- Set exercise: Copy out all lines of the records in which the word "Республика" appears.

- Data shown:
---
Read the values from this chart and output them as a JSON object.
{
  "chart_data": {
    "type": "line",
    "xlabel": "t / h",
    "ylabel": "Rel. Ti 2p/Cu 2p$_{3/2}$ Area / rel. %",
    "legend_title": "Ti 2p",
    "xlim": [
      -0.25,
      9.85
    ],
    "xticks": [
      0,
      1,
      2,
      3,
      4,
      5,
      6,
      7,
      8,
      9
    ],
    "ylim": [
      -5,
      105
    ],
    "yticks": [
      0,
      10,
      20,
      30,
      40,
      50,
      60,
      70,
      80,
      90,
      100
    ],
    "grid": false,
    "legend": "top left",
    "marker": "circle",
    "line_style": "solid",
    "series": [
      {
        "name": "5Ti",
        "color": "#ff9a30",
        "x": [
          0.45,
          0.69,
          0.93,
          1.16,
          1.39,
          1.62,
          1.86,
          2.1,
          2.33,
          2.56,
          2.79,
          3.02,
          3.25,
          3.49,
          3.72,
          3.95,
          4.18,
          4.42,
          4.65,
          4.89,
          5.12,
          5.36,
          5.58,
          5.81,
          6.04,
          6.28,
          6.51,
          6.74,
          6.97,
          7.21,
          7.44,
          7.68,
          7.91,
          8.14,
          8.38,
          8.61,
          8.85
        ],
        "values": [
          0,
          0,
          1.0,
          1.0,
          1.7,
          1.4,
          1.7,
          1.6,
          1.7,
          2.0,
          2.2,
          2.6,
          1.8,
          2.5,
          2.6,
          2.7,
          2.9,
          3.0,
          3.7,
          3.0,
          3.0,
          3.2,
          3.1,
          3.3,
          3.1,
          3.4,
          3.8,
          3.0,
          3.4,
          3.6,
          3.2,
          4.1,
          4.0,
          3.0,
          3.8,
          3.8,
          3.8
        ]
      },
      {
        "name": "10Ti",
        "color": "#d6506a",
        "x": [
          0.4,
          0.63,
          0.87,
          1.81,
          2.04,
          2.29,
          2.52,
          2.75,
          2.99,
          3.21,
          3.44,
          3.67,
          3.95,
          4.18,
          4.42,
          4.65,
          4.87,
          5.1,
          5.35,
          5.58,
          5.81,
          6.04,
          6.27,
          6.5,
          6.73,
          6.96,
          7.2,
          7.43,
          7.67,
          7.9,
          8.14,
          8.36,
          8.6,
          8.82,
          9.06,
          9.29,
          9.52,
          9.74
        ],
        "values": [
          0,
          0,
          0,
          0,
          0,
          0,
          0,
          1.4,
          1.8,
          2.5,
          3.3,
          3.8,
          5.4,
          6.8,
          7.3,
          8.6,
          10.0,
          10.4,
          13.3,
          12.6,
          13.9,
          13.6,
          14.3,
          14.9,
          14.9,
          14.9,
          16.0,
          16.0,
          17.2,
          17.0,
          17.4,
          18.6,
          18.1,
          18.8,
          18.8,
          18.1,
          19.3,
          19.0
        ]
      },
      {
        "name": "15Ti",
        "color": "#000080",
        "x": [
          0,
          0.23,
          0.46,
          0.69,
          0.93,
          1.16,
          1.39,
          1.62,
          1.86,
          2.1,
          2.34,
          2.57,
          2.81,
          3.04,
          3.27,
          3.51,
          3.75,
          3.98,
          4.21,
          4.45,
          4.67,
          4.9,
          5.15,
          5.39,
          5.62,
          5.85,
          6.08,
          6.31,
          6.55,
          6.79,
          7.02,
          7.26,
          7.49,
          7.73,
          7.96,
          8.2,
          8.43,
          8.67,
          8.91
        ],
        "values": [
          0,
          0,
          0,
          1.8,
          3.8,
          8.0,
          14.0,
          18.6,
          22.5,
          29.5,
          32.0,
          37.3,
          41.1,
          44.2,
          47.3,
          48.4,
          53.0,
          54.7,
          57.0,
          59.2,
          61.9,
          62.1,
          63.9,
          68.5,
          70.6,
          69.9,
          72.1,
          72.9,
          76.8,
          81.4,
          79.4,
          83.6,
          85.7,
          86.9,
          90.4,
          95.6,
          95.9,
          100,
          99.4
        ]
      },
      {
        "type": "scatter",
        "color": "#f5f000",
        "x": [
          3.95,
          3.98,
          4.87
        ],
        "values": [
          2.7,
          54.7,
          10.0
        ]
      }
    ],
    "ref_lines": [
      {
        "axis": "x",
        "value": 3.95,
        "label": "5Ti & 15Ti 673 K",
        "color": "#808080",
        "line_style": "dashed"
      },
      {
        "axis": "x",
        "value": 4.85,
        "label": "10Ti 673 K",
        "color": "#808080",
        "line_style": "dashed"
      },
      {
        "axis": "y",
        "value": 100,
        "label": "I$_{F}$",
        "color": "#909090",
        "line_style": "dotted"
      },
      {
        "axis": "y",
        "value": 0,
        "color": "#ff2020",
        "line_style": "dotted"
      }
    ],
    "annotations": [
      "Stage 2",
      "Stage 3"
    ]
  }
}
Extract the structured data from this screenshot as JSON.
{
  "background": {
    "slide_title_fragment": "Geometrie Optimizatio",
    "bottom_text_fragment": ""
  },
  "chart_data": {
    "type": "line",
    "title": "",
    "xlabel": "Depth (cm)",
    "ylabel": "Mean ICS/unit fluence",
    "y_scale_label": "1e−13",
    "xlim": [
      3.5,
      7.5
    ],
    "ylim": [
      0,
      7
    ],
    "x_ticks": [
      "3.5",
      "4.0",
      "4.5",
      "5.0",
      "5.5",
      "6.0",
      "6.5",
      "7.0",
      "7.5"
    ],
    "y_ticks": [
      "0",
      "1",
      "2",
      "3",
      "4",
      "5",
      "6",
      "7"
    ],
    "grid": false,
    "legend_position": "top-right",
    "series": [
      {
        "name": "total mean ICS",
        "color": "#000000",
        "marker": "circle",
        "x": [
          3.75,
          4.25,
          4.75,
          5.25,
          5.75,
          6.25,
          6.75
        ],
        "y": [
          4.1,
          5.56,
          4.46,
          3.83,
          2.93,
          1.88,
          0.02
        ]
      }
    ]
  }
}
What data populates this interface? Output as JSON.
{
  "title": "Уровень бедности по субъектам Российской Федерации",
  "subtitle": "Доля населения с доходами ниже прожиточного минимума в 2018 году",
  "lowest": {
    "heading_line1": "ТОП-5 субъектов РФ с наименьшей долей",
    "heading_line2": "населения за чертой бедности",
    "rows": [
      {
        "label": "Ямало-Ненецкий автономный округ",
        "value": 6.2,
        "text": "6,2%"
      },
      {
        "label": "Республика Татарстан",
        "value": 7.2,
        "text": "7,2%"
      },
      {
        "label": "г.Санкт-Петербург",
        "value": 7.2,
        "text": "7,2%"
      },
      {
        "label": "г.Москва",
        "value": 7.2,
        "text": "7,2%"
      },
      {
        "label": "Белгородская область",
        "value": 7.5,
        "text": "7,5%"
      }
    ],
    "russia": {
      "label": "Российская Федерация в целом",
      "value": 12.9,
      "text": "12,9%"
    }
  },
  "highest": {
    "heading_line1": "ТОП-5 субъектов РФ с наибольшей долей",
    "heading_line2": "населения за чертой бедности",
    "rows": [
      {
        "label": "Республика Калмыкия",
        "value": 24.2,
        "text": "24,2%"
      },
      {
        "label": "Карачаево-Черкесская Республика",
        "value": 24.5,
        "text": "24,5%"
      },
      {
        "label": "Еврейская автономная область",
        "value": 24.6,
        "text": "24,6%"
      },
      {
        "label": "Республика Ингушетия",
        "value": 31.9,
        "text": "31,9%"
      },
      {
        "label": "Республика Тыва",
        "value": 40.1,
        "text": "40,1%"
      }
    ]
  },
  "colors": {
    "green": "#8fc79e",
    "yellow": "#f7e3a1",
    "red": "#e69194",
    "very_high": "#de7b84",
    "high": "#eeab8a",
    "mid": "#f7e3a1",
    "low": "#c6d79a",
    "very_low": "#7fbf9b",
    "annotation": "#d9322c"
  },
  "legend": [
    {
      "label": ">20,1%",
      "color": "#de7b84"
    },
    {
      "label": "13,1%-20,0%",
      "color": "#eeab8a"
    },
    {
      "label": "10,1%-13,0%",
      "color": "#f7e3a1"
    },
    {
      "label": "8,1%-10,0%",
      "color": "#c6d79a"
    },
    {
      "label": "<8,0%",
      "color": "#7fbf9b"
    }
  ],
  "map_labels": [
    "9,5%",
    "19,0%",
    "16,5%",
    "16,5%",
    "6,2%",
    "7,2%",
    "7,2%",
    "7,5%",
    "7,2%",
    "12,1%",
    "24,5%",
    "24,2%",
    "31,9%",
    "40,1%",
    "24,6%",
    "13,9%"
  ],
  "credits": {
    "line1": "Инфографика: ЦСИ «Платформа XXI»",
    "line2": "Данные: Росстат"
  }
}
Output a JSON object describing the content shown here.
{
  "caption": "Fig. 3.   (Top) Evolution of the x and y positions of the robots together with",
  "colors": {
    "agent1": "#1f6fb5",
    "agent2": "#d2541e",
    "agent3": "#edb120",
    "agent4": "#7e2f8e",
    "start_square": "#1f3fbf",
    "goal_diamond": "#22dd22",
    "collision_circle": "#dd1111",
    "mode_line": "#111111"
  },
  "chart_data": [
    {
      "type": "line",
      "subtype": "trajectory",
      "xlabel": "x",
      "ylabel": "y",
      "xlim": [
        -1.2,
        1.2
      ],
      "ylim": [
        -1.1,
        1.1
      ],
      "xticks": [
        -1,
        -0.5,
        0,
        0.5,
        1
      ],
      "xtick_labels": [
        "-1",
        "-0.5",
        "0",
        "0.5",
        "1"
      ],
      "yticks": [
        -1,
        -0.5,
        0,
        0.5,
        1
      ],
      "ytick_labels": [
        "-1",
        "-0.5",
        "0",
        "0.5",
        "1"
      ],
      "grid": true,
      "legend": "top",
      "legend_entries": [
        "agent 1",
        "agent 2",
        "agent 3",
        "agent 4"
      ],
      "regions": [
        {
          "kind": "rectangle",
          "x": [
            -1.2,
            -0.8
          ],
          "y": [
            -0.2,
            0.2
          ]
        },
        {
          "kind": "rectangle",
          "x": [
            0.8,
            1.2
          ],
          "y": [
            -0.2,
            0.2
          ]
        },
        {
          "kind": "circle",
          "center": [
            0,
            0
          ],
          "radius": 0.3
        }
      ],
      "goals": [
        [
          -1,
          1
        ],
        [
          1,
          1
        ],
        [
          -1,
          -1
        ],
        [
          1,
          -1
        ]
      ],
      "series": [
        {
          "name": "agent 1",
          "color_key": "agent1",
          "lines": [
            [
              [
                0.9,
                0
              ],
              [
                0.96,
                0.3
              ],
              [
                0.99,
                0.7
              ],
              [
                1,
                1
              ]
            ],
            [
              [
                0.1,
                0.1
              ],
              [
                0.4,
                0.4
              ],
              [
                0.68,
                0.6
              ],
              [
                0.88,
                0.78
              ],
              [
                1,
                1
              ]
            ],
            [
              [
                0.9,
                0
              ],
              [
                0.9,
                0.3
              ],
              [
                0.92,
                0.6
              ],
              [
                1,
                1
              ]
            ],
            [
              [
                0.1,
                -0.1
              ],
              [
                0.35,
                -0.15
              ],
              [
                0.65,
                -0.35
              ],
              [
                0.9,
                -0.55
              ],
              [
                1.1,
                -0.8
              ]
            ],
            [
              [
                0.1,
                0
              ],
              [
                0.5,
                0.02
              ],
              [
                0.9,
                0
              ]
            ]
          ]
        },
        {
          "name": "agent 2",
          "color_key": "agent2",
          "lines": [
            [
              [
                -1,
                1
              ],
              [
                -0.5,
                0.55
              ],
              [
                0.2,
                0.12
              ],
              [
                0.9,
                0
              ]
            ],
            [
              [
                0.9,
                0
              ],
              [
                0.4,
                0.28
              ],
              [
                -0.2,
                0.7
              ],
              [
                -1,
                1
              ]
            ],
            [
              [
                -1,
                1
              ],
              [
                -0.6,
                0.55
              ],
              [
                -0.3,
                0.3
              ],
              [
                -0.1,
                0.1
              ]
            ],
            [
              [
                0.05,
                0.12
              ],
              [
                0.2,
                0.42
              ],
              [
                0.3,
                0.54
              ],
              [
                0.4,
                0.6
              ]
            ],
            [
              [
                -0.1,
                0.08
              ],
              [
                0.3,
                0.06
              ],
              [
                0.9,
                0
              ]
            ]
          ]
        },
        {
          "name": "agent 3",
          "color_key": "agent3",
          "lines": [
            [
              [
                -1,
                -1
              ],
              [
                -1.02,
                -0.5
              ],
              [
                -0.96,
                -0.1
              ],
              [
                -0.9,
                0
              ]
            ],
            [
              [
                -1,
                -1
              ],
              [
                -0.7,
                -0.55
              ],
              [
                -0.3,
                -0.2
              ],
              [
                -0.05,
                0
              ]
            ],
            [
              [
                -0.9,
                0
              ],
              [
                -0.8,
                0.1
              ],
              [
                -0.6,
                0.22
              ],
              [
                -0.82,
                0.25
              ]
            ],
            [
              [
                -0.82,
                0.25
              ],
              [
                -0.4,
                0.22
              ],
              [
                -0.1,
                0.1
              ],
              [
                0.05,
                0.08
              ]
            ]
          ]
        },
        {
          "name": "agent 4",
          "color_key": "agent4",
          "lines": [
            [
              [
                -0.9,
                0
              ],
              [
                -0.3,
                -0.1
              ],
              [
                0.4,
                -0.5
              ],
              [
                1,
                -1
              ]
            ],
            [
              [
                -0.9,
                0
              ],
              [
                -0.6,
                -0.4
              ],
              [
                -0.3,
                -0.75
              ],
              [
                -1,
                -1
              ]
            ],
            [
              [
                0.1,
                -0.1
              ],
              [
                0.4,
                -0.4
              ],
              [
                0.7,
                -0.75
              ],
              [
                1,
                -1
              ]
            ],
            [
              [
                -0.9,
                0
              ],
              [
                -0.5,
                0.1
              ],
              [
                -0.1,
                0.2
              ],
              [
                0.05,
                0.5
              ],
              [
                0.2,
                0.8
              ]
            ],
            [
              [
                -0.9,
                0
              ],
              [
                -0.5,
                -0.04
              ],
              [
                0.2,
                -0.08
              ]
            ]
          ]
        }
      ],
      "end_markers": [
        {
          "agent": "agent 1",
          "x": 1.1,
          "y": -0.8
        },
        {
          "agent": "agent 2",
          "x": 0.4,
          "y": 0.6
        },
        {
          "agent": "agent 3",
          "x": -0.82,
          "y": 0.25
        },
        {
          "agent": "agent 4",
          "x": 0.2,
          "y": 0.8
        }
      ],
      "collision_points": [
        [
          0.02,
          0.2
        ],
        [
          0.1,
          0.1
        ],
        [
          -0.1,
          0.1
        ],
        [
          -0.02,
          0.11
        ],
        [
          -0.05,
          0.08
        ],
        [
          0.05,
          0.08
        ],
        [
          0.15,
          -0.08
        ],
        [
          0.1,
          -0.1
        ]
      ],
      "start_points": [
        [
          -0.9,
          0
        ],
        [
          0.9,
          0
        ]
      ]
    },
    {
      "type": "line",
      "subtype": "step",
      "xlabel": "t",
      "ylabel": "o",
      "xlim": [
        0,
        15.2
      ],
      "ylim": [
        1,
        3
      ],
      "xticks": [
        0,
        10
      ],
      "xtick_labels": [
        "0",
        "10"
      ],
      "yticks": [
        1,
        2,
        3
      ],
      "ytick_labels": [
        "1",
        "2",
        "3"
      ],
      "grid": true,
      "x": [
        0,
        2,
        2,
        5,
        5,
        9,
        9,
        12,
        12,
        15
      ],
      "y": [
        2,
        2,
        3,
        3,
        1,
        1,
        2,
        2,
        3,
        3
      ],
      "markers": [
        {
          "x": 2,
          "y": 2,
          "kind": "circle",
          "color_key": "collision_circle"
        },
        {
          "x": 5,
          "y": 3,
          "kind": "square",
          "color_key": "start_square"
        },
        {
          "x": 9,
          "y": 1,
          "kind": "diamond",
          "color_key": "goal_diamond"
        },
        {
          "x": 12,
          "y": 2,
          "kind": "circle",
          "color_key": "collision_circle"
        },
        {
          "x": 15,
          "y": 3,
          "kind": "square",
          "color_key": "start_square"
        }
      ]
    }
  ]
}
---
- Exercise result:
        "label": "Республика Татарстан",
        "label": "Республика Калмыкия",
        "label": "Карачаево-Черкесская Республика",
        "label": "Республика Ингушетия",
        "label": "Республика Тыва",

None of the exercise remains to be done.